(Saved entries)
══════
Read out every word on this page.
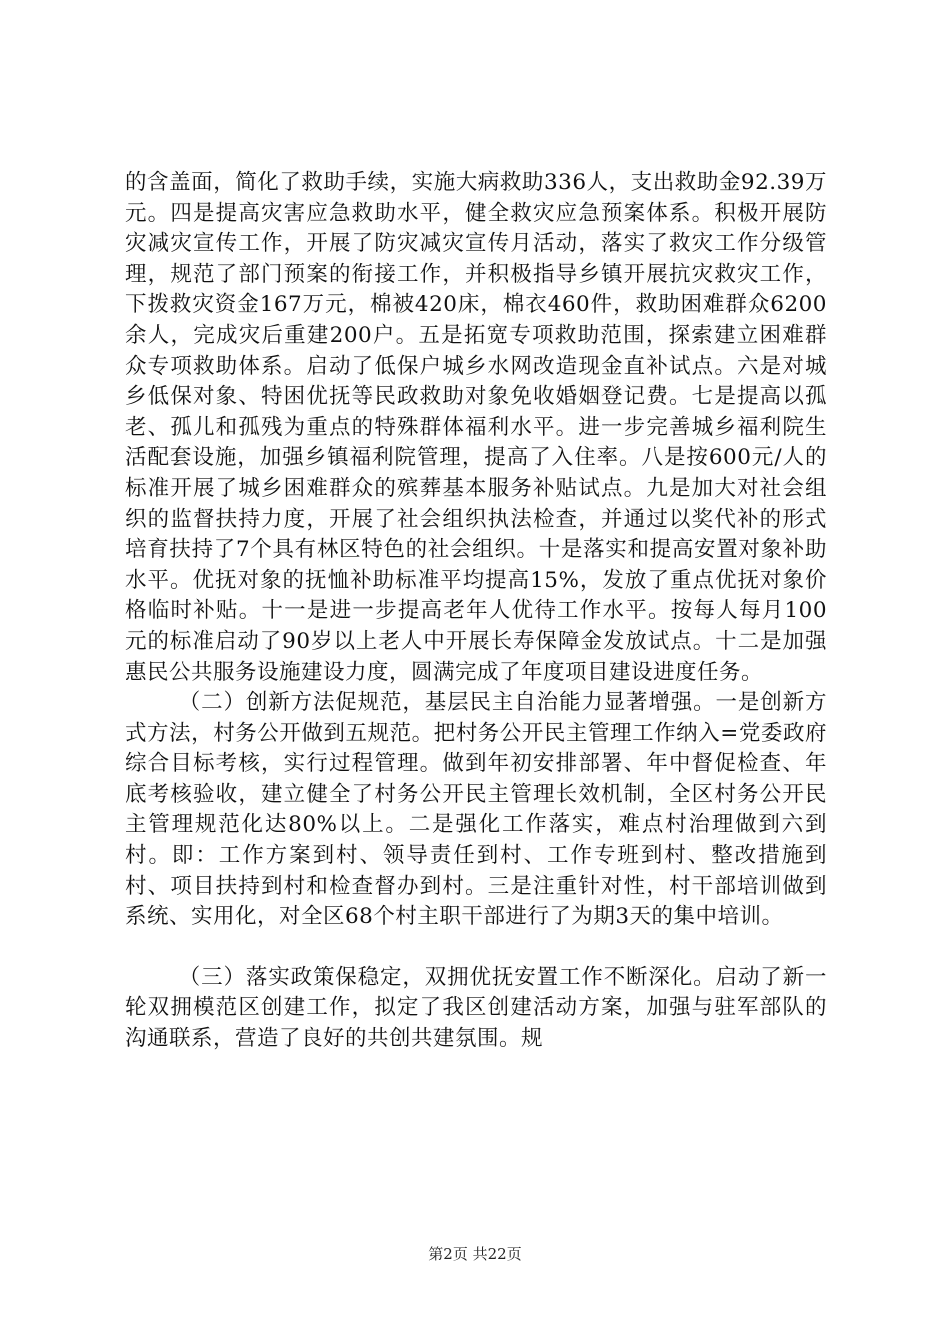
的含盖面，简化了救助手续，实施大病救助336人，支出救助金92.39万元。四是提高灾害应急救助水平，健全救灾应急预案体系。积极开展防灾减灾宣传工作，开展了防灾减灾宣传月活动，落实了救灾工作分级管理，规范了部门预案的衔接工作，并积极指导乡镇开展抗灾救灾工作，下拨救灾资金167万元，棉被420床，棉衣460件，救助困难群众6200余人，完成灾后重建200户。五是拓宽专项救助范围，探索建立困难群众专项救助体系。启动了低保户城乡水网改造现金直补试点。六是对城乡低保对象、特困优抚等民政救助对象免收婚姻登记费。七是提高以孤老、孤儿和孤残为重点的特殊群体福利水平。进一步完善城乡福利院生活配套设施，加强乡镇福利院管理，提高了入住率。八是按600元/人的标准开展了城乡困难群众的殡葬基本服务补贴试点。九是加大对社会组织的监督扶持力度，开展了社会组织执法检查，并通过以奖代补的形式培育扶持了7个具有林区特色的社会组织。十是落实和提高安置对象补助水平。优抚对象的抚恤补助标准平均提高15%，发放了重点优抚对象价格临时补贴。十一是进一步提高老年人优待工作水平。按每人每月100元的标准启动了90岁以上老人中开展长寿保障金发放试点。十二是加强惠民公共服务设施建设力度，圆满完成了年度项目建设进度任务。

（二）创新方法促规范，基层民主自治能力显著增强。一是创新方式方法，村务公开做到五规范。把村务公开民主管理工作纳入=党委政府综合目标考核，实行过程管理。做到年初安排部署、年中督促检查、年底考核验收，建立健全了村务公开民主管理长效机制，全区村务公开民主管理规范化达80%以上。二是强化工作落实，难点村治理做到六到村。即：工作方案到村、领导责任到村、工作专班到村、整改措施到村、项目扶持到村和检查督办到村。三是注重针对性，村干部培训做到系统、实用化，对全区68个村主职干部进行了为期3天的集中培训。

（三）落实政策保稳定，双拥优抚安置工作不断深化。启动了新一轮双拥模范区创建工作，拟定了我区创建活动方案，加强与驻军部队的沟通联系，营造了良好的共创共建氛围。规

第2页 共22页
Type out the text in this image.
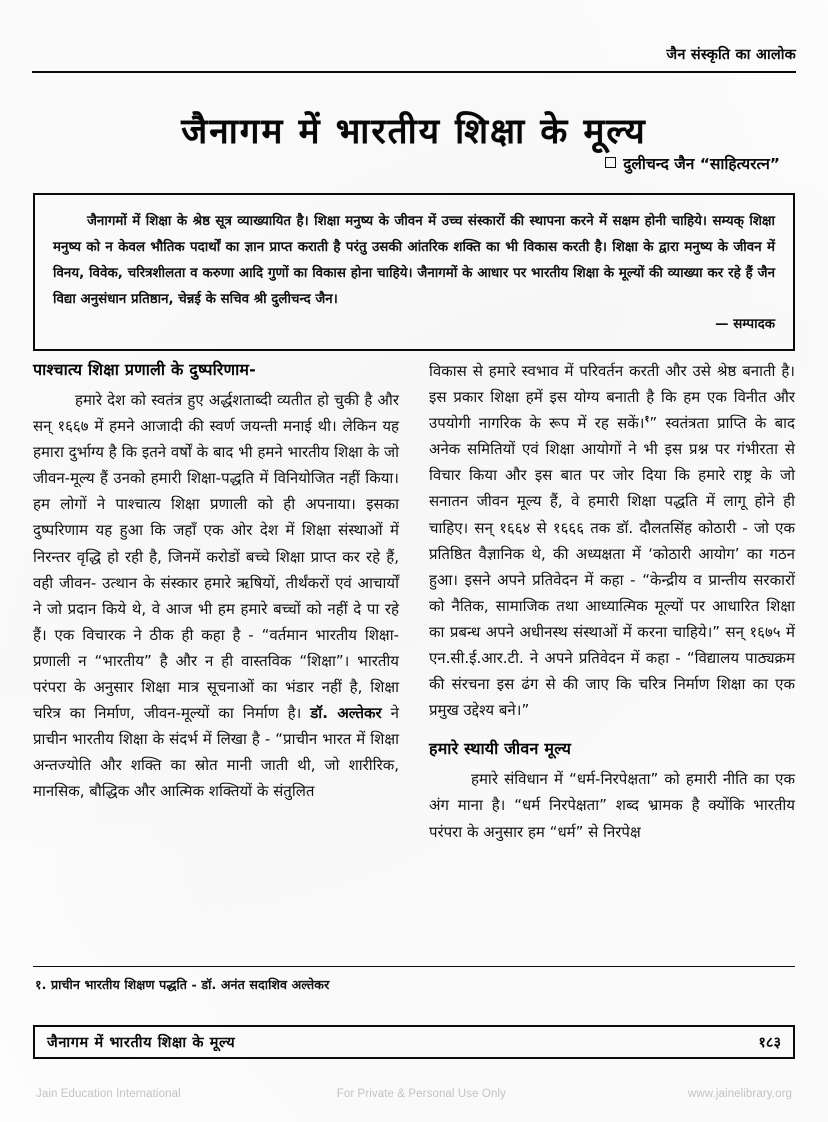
जैन संस्कृति का आलोक
जैनागम में भारतीय शिक्षा के मूल्य
दुलीचन्द जैन “साहित्यरत्न”
जैनागमों में शिक्षा के श्रेष्ठ सूत्र व्याख्यायित है। शिक्षा मनुष्य के जीवन में उच्च संस्कारों की स्थापना करने में सक्षम होनी चाहिये। सम्यक् शिक्षा मनुष्य को न केवल भौतिक पदार्थों का ज्ञान प्राप्त कराती है परंतु उसकी आंतरिक शक्ति का भी विकास करती है। शिक्षा के द्वारा मनुष्य के जीवन में विनय, विवेक, चरित्रशीलता व करुणा आदि गुणों का विकास होना चाहिये। जैनागमों के आधार पर भारतीय शिक्षा के मूल्यों की व्याख्या कर रहे हैं जैन विद्या अनुसंधान प्रतिष्ठान, चेन्नई के सचिव श्री दुलीचन्द जैन।
— सम्पादक
पाश्चात्य शिक्षा प्रणाली के दुष्परिणाम-

हमारे देश को स्वतंत्र हुए अर्द्धशताब्दी व्यतीत हो चुकी है और सन् १६६७ में हमने आजादी की स्वर्ण जयन्ती मनाई थी। लेकिन यह हमारा दुर्भाग्य है कि इतने वर्षों के बाद भी हमने भारतीय शिक्षा के जो जीवन-मूल्य हैं उनको हमारी शिक्षा-पद्धति में विनियोजित नहीं किया। हम लोगों ने पाश्चात्य शिक्षा प्रणाली को ही अपनाया। इसका दुष्परिणाम यह हुआ कि जहाँ एक ओर देश में शिक्षा संस्थाओं में निरन्तर वृद्धि हो रही है, जिनमें करोडों बच्चे शिक्षा प्राप्त कर रहे हैं, वही जीवन- उत्थान के संस्कार हमारे ऋषियों, तीर्थंकरों एवं आचार्यों ने जो प्रदान किये थे, वे आज भी हम हमारे बच्चों को नहीं दे पा रहे हैं। एक विचारक ने ठीक ही कहा है - “वर्तमान भारतीय शिक्षा-प्रणाली न “भारतीय” है और न ही वास्तविक “शिक्षा”। भारतीय परंपरा के अनुसार शिक्षा मात्र सूचनाओं का भंडार नहीं है, शिक्षा चरित्र का निर्माण, जीवन-मूल्यों का निर्माण है। डॉ. अल्तेकर ने प्राचीन भारतीय शिक्षा के संदर्भ में लिखा है - “प्राचीन भारत में शिक्षा अन्तज्योति और शक्ति का स्रोत मानी जाती थी, जो शारीरिक, मानसिक, बौद्धिक और आत्मिक शक्तियों के संतुलित

विकास से हमारे स्वभाव में परिवर्तन करती और उसे श्रेष्ठ बनाती है। इस प्रकार शिक्षा हमें इस योग्य बनाती है कि हम एक विनीत और उपयोगी नागरिक के रूप में रह सकें।$^१$” स्वतंत्रता प्राप्ति के बाद अनेक समितियों एवं शिक्षा आयोगों ने भी इस प्रश्न पर गंभीरता से विचार किया और इस बात पर जोर दिया कि हमारे राष्ट्र के जो सनातन जीवन मूल्य हैं, वे हमारी शिक्षा पद्धति में लागू होने ही चाहिए। सन् १६६४ से १६६६ तक डॉ. दौलतसिंह कोठारी - जो एक प्रतिष्ठित वैज्ञानिक थे, की अध्यक्षता में ‘कोठारी आयोग’ का गठन हुआ। इसने अपने प्रतिवेदन में कहा - “केन्द्रीय व प्रान्तीय सरकारों को नैतिक, सामाजिक तथा आध्यात्मिक मूल्यों पर आधारित शिक्षा का प्रबन्ध अपने अधीनस्थ संस्थाओं में करना चाहिये।” सन् १६७५ में एन.सी.ई.आर.टी. ने अपने प्रतिवेदन में कहा - “विद्यालय पाठ्यक्रम की संरचना इस ढंग से की जाए कि चरित्र निर्माण शिक्षा का एक प्रमुख उद्देश्य बने।”

हमारे स्थायी जीवन मूल्य

हमारे संविधान में “धर्म-निरपेक्षता” को हमारी नीति का एक अंग माना है। “धर्म निरपेक्षता” शब्द भ्रामक है क्योंकि भारतीय परंपरा के अनुसार हम “धर्म” से निरपेक्ष

१. प्राचीन भारतीय शिक्षण पद्धति - डॉ. अनंत सदाशिव अल्तेकर
जैनागम में भारतीय शिक्षा के मूल्य	१८३
Jain Education International	For Private & Personal Use Only	www.jainelibrary.org
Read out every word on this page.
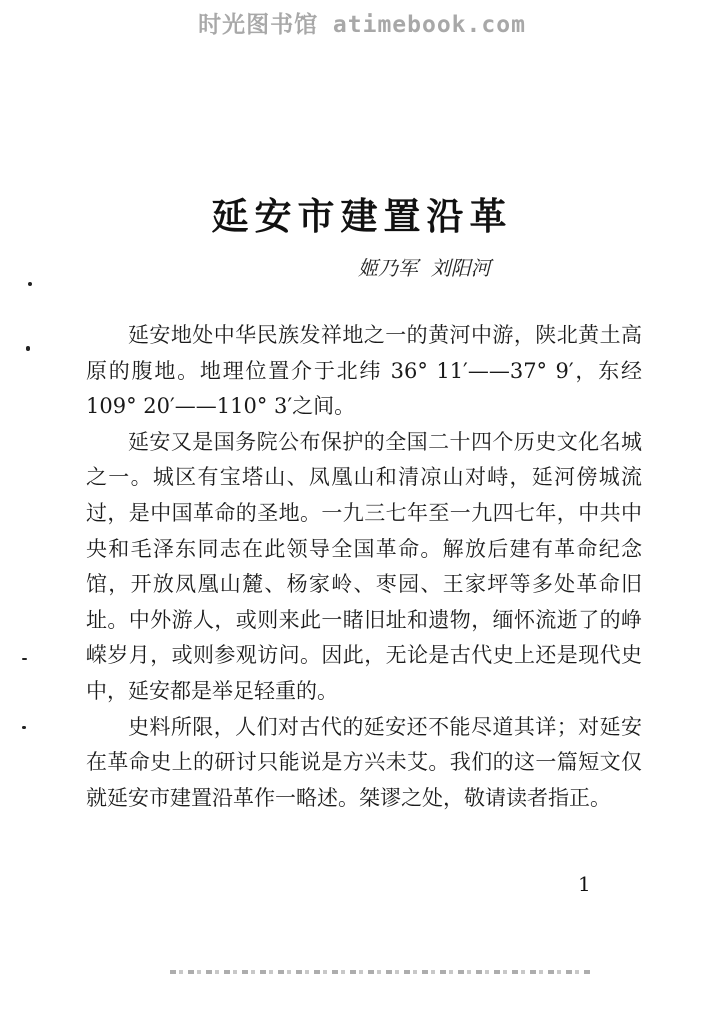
时光图书馆 atimebook.com
延安市建置沿革
姬乃军  刘阳河

延安地处中华民族发祥地之一的黄河中游，陕北黄土高原的腹地。地理位置介于北纬 36° 11′——37° 9′，东经 109° 20′——110° 3′之间。

延安又是国务院公布保护的全国二十四个历史文化名城之一。城区有宝塔山、凤凰山和清凉山对峙，延河傍城流过，是中国革命的圣地。一九三七年至一九四七年，中共中央和毛泽东同志在此领导全国革命。解放后建有革命纪念馆，开放凤凰山麓、杨家岭、枣园、王家坪等多处革命旧址。中外游人，或则来此一睹旧址和遗物，缅怀流逝了的峥嵘岁月，或则参观访问。因此，无论是古代史上还是现代史中，延安都是举足轻重的。

史料所限，人们对古代的延安还不能尽道其详；对延安在革命史上的研讨只能说是方兴未艾。我们的这一篇短文仅就延安市建置沿革作一略述。桀谬之处，敬请读者指正。

1
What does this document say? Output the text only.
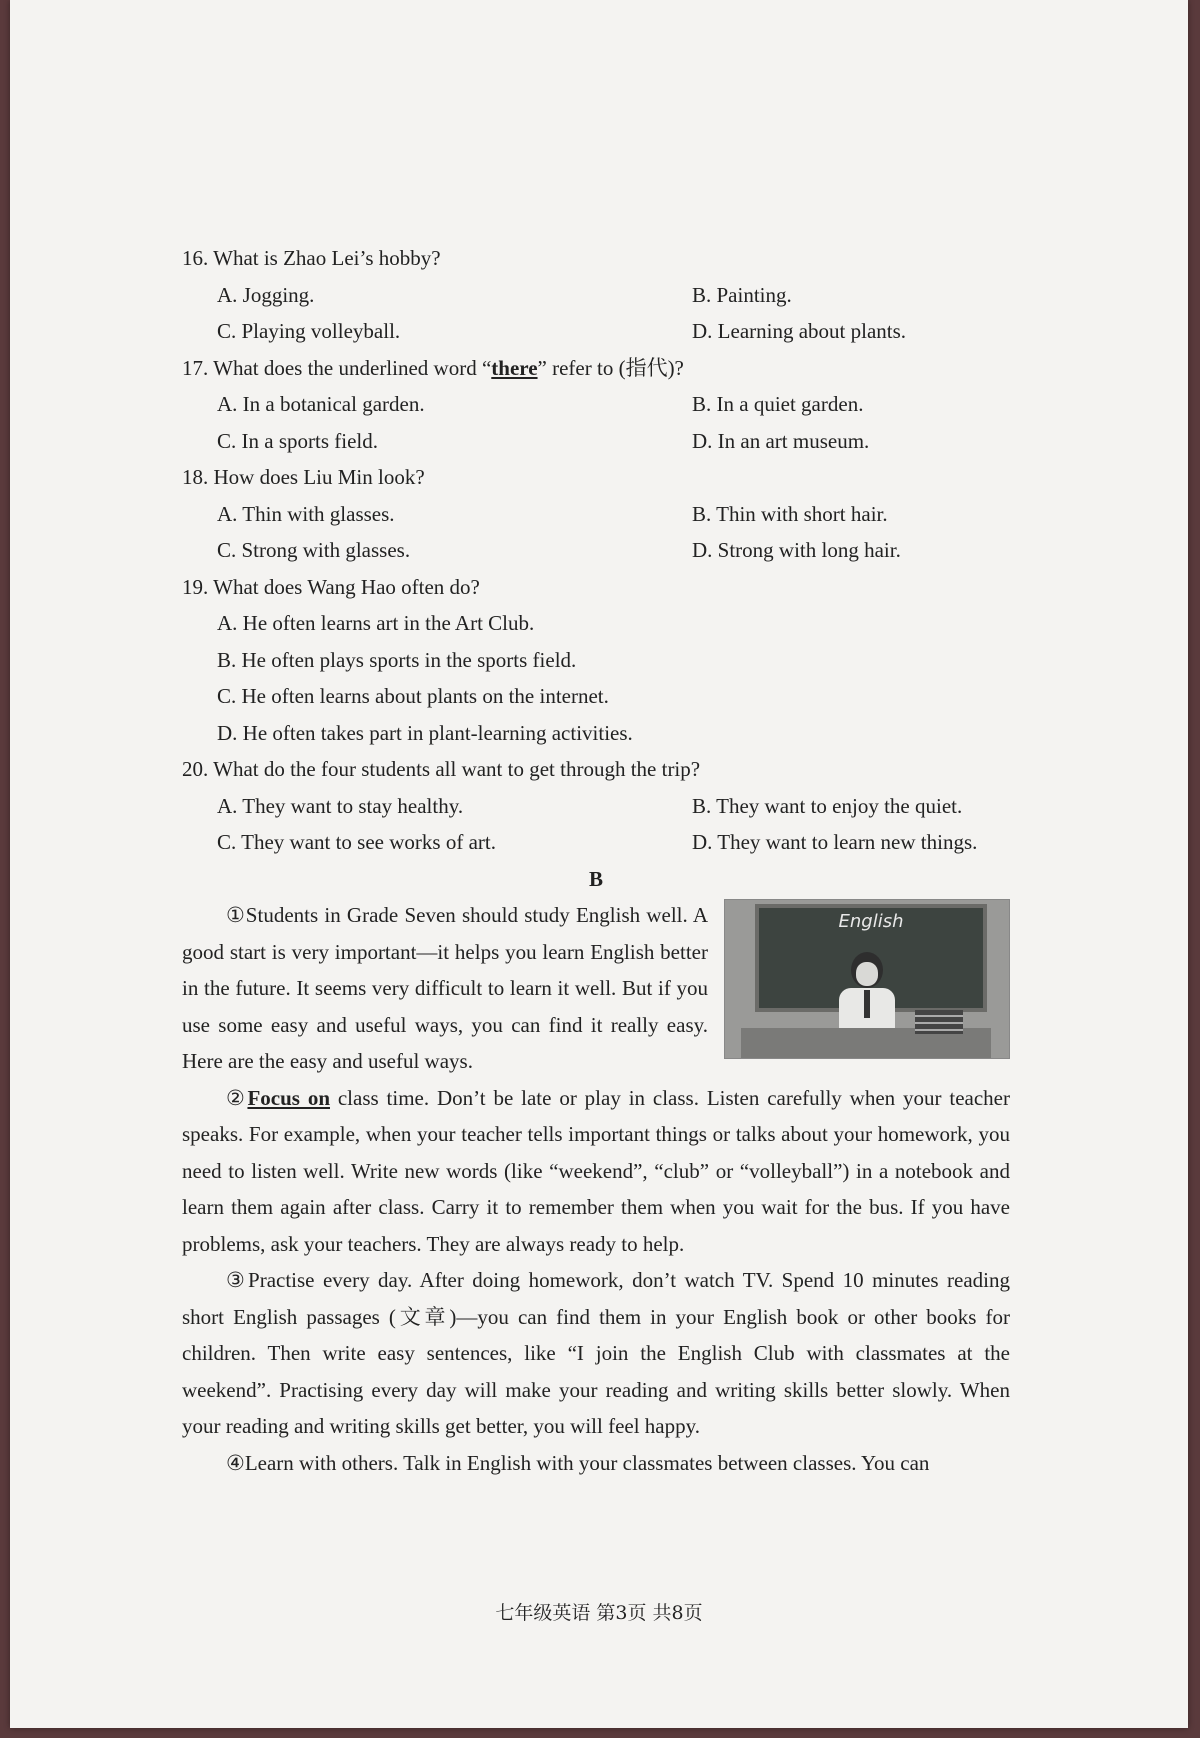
16. What is Zhao Lei’s hobby?

A. Jogging.	B. Painting.

C. Playing volleyball.	D. Learning about plants.

17. What does the underlined word “there” refer to (指代)?

A. In a botanical garden.	B. In a quiet garden.

C. In a sports field.	D. In an art museum.

18. How does Liu Min look?

A. Thin with glasses.	B. Thin with short hair.

C. Strong with glasses.	D. Strong with long hair.

19. What does Wang Hao often do?

A. He often learns art in the Art Club.

B. He often plays sports in the sports field.

C. He often learns about plants on the internet.

D. He often takes part in plant-learning activities.

20. What do the four students all want to get through the trip?

A. They want to stay healthy.	B. They want to enjoy the quiet.

C. They want to see works of art.	D. They want to learn new things.

B

English

①Students in Grade Seven should study English well. A good start is very important—it helps you learn English better in the future. It seems very difficult to learn it well. But if you use some easy and useful ways, you can find it really easy. Here are the easy and useful ways.

②Focus on class time. Don’t be late or play in class. Listen carefully when your teacher speaks. For example, when your teacher tells important things or talks about your homework, you need to listen well. Write new words (like “weekend”, “club” or “volleyball”) in a notebook and learn them again after class. Carry it to remember them when you wait for the bus. If you have problems, ask your teachers. They are always ready to help.

③Practise every day. After doing homework, don’t watch TV. Spend 10 minutes reading short English passages (文章)—you can find them in your English book or other books for children. Then write easy sentences, like “I join the English Club with classmates at the weekend”. Practising every day will make your reading and writing skills better slowly. When your reading and writing skills get better, you will feel happy.

④Learn with others. Talk in English with your classmates between classes. You can

七年级英语 第3页 共8页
══════
> _Your goal_
Look through the data above. Copy every line with the string "classmates" in it.

> _Task solution_
③Practise every day. After doing homework, don’t watch TV. Spend 10 minutes reading short English passages (文章)—you can find them in your English book or other books for children. Then write easy sentences, like “I join the English Club with classmates at the weekend”. Practising every day will make your reading and writing skills better slowly. When your reading and writing skills get better, you will feel happy.
④Learn with others. Talk in English with your classmates between classes. You can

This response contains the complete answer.